▸ Goal: Can you transcribe every record below exactly as it appears?

"""

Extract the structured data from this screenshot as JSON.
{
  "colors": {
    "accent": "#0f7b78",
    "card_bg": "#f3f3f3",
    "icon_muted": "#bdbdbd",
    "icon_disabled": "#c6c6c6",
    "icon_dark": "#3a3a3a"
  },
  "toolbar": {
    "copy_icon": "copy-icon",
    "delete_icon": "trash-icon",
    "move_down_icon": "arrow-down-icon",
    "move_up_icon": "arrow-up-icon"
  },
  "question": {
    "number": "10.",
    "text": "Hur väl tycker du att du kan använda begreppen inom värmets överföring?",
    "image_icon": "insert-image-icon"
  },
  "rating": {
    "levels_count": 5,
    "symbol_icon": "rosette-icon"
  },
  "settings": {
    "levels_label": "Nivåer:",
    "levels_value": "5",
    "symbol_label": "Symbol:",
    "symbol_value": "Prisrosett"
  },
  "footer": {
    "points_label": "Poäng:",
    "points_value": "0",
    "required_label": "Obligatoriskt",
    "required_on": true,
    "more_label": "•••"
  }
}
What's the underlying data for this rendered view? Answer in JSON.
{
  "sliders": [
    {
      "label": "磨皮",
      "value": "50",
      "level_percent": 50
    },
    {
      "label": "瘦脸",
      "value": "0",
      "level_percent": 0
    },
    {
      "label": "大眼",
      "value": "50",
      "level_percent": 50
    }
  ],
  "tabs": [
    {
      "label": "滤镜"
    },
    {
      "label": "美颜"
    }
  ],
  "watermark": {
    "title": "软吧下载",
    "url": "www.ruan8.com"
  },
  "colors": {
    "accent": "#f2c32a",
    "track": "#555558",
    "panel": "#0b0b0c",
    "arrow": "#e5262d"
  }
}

"""

▸ Answer below:
Extract the structured data from this screenshot as JSON.
{
  "colors": {
    "accent": "#0f7b78",
    "card_bg": "#f3f3f3",
    "icon_muted": "#bdbdbd",
    "icon_disabled": "#c6c6c6",
    "icon_dark": "#3a3a3a"
  },
  "toolbar": {
    "copy_icon": "copy-icon",
    "delete_icon": "trash-icon",
    "move_down_icon": "arrow-down-icon",
    "move_up_icon": "arrow-up-icon"
  },
  "question": {
    "number": "10.",
    "text": "Hur väl tycker du att du kan använda begreppen inom värmets överföring?",
    "image_icon": "insert-image-icon"
  },
  "rating": {
    "levels_count": 5,
    "symbol_icon": "rosette-icon"
  },
  "settings": {
    "levels_label": "Nivåer:",
    "levels_value": "5",
    "symbol_label": "Symbol:",
    "symbol_value": "Prisrosett"
  },
  "footer": {
    "points_label": "Poäng:",
    "points_value": "0",
    "required_label": "Obligatoriskt",
    "required_on": true,
    "more_label": "•••"
  }
}
What's the underlying data for this rendered view? Answer in JSON.
{
  "sliders": [
    {
      "label": "磨皮",
      "value": "50",
      "level_percent": 50
    },
    {
      "label": "瘦脸",
      "value": "0",
      "level_percent": 0
    },
    {
      "label": "大眼",
      "value": "50",
      "level_percent": 50
    }
  ],
  "tabs": [
    {
      "label": "滤镜"
    },
    {
      "label": "美颜"
    }
  ],
  "watermark": {
    "title": "软吧下载",
    "url": "www.ruan8.com"
  },
  "colors": {
    "accent": "#f2c32a",
    "track": "#555558",
    "panel": "#0b0b0c",
    "arrow": "#e5262d"
  }
}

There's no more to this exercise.